Start Material to process

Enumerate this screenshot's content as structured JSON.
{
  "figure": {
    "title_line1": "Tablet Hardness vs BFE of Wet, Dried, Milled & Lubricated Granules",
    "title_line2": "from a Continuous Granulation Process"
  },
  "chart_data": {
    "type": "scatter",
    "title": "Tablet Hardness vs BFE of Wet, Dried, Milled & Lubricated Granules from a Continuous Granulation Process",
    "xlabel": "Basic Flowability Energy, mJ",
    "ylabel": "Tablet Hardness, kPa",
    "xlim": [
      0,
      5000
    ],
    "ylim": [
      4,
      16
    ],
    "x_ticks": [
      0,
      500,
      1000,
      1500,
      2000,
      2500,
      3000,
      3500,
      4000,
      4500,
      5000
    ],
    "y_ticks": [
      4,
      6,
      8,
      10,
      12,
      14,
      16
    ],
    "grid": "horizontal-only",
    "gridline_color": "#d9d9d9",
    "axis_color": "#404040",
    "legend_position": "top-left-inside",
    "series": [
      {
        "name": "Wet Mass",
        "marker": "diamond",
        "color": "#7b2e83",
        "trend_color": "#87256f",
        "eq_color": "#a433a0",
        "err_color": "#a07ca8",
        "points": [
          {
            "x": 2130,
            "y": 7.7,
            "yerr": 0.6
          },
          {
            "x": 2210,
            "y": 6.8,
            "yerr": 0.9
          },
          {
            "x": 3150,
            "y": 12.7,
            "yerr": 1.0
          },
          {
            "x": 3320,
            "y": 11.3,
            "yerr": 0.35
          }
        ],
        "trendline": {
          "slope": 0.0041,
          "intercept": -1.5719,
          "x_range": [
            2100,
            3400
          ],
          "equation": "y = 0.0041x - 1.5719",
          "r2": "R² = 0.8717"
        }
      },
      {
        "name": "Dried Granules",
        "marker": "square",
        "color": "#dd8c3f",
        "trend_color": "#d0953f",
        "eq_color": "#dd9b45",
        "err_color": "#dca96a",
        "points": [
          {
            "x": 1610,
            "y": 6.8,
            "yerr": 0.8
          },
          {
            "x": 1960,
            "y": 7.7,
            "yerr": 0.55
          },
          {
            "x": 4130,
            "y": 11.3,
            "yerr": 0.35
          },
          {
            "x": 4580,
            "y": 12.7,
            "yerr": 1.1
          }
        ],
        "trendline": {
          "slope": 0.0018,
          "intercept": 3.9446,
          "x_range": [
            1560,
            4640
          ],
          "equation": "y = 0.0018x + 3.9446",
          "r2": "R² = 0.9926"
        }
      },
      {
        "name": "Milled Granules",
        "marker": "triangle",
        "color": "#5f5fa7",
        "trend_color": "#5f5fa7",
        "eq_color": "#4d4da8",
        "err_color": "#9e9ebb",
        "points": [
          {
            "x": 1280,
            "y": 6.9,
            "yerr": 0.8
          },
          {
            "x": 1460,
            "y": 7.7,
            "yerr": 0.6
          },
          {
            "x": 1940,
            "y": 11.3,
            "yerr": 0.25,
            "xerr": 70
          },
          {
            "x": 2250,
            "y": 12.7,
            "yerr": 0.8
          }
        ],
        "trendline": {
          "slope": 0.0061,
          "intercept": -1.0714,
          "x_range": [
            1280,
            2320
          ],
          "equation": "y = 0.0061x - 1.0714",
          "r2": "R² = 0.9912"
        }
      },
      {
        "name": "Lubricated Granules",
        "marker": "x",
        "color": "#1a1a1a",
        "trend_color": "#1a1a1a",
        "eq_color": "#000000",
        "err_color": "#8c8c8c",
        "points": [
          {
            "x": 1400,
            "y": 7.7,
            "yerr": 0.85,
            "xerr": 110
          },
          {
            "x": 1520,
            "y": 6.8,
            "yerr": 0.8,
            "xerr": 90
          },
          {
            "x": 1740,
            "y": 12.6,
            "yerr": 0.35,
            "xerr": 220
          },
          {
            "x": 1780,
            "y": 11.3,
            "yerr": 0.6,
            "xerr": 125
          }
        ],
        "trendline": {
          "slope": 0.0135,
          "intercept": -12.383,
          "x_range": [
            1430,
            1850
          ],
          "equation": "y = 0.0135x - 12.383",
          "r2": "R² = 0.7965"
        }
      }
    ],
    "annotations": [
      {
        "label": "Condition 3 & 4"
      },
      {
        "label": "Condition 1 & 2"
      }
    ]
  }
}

End Material to process

Show each line in the entries that holds the string "Continuous".

Reply to the exercise:
    "title_line2": "from a Continuous Granulation Process"
    "title": "Tablet Hardness vs BFE of Wet, Dried, Milled & Lubricated Granules from a Continuous Granulation Process",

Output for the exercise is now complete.